[Data items]
================================

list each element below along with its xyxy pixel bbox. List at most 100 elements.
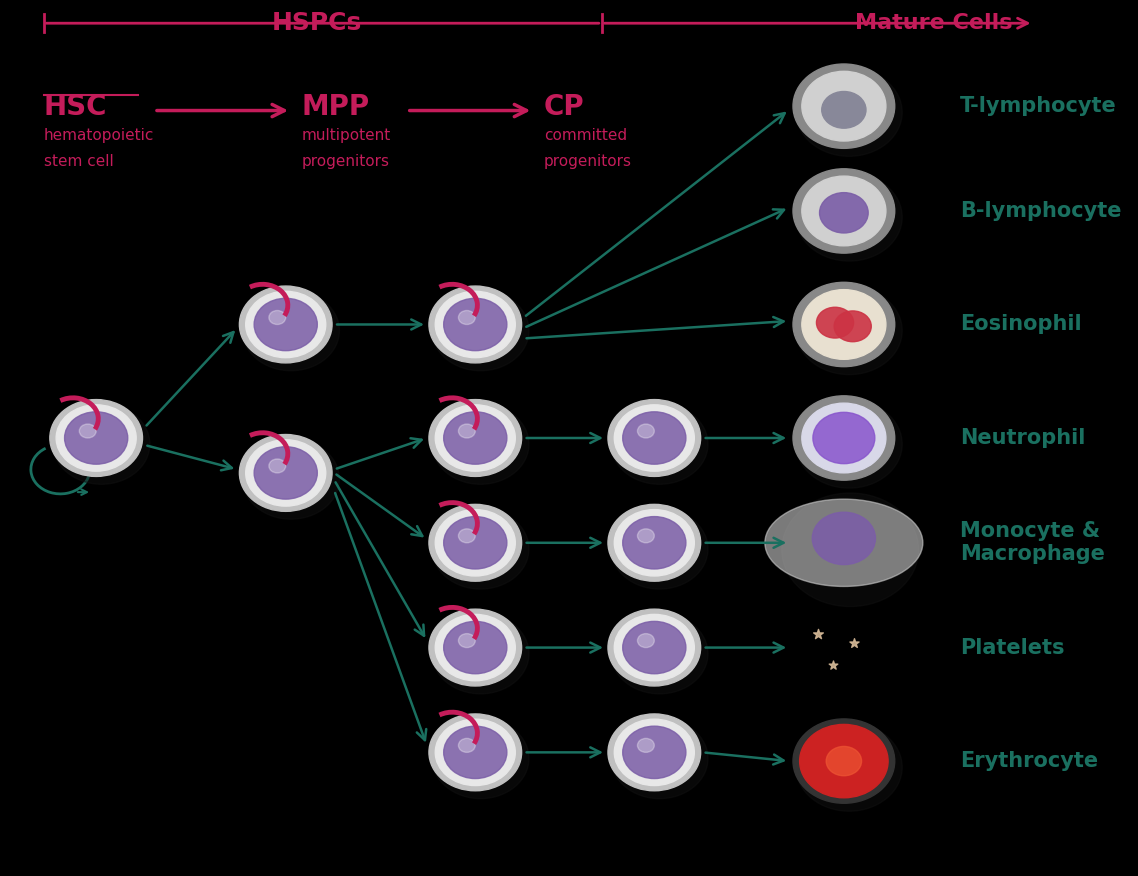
Circle shape — [637, 529, 654, 543]
Circle shape — [459, 310, 476, 324]
Circle shape — [793, 282, 894, 367]
Circle shape — [637, 633, 654, 647]
Circle shape — [622, 517, 686, 569]
Text: Neutrophil: Neutrophil — [959, 428, 1085, 448]
Circle shape — [435, 292, 516, 357]
Circle shape — [65, 412, 127, 464]
Circle shape — [444, 412, 506, 464]
Circle shape — [239, 434, 332, 512]
Circle shape — [242, 291, 339, 371]
Circle shape — [429, 399, 521, 477]
Text: HSPCs: HSPCs — [272, 11, 362, 35]
Text: Erythrocyte: Erythrocyte — [959, 751, 1098, 771]
Circle shape — [637, 424, 654, 438]
Circle shape — [793, 169, 894, 253]
Circle shape — [444, 726, 506, 779]
Circle shape — [432, 404, 529, 484]
Circle shape — [429, 505, 521, 581]
Circle shape — [254, 447, 318, 499]
Text: CP: CP — [544, 93, 584, 121]
Circle shape — [269, 310, 286, 324]
Text: hematopoietic: hematopoietic — [43, 128, 154, 143]
Circle shape — [432, 509, 529, 589]
Ellipse shape — [765, 499, 923, 586]
Text: multipotent: multipotent — [302, 128, 390, 143]
Circle shape — [615, 405, 694, 471]
Circle shape — [432, 613, 529, 694]
Text: stem cell: stem cell — [43, 154, 114, 169]
Circle shape — [622, 412, 686, 464]
Text: HSC: HSC — [43, 93, 107, 121]
Circle shape — [435, 719, 516, 786]
Text: B-lymphocyte: B-lymphocyte — [959, 201, 1121, 221]
Circle shape — [429, 286, 521, 363]
Circle shape — [797, 68, 902, 156]
Text: Eosinophil: Eosinophil — [959, 314, 1081, 335]
Circle shape — [793, 719, 894, 803]
Point — [846, 636, 864, 650]
Circle shape — [459, 633, 476, 647]
Circle shape — [813, 413, 875, 463]
Circle shape — [816, 307, 854, 338]
Circle shape — [608, 714, 701, 791]
Circle shape — [429, 714, 521, 791]
Circle shape — [622, 621, 686, 674]
Circle shape — [459, 424, 476, 438]
Circle shape — [819, 193, 868, 233]
Point — [824, 658, 842, 672]
Circle shape — [254, 299, 318, 350]
Circle shape — [50, 399, 142, 477]
Circle shape — [611, 718, 708, 799]
Circle shape — [802, 403, 885, 473]
Circle shape — [797, 400, 902, 488]
Text: progenitors: progenitors — [544, 154, 632, 169]
Circle shape — [797, 173, 902, 261]
Circle shape — [802, 290, 885, 359]
Circle shape — [429, 609, 521, 686]
Circle shape — [637, 738, 654, 752]
Circle shape — [782, 493, 918, 606]
Circle shape — [435, 510, 516, 576]
Point — [808, 627, 826, 641]
Circle shape — [246, 292, 325, 357]
Circle shape — [608, 399, 701, 477]
Circle shape — [444, 299, 506, 350]
Text: committed: committed — [544, 128, 627, 143]
Circle shape — [813, 512, 875, 565]
Circle shape — [826, 746, 861, 776]
Circle shape — [608, 609, 701, 686]
Circle shape — [435, 614, 516, 681]
Circle shape — [622, 726, 686, 779]
Circle shape — [239, 286, 332, 363]
Circle shape — [797, 724, 902, 811]
Text: Monocyte &
Macrophage: Monocyte & Macrophage — [959, 521, 1105, 564]
Circle shape — [608, 505, 701, 581]
Circle shape — [793, 396, 894, 480]
Circle shape — [615, 719, 694, 786]
Text: Platelets: Platelets — [959, 638, 1064, 658]
Circle shape — [435, 405, 516, 471]
Circle shape — [246, 440, 325, 506]
Circle shape — [800, 724, 888, 798]
Circle shape — [611, 509, 708, 589]
Text: progenitors: progenitors — [302, 154, 389, 169]
Circle shape — [432, 291, 529, 371]
Circle shape — [459, 738, 476, 752]
Circle shape — [797, 286, 902, 375]
Circle shape — [242, 439, 339, 519]
Circle shape — [56, 405, 137, 471]
Text: Mature Cells: Mature Cells — [855, 13, 1013, 33]
Circle shape — [611, 404, 708, 484]
Circle shape — [53, 404, 150, 484]
Circle shape — [615, 510, 694, 576]
Circle shape — [444, 517, 506, 569]
Circle shape — [793, 64, 894, 148]
Circle shape — [822, 91, 866, 128]
Circle shape — [834, 311, 872, 342]
Circle shape — [611, 613, 708, 694]
Text: MPP: MPP — [302, 93, 370, 121]
Circle shape — [269, 459, 286, 473]
Circle shape — [802, 71, 885, 141]
Circle shape — [432, 718, 529, 799]
Text: T-lymphocyte: T-lymphocyte — [959, 96, 1116, 117]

================================

What to work on:
Using the records above, gather all lines where the string "Monocyte" is present.

Output of the exercise:
Text: Monocyte &
Macrophage: Monocyte & Macrophage — [959, 521, 1105, 564]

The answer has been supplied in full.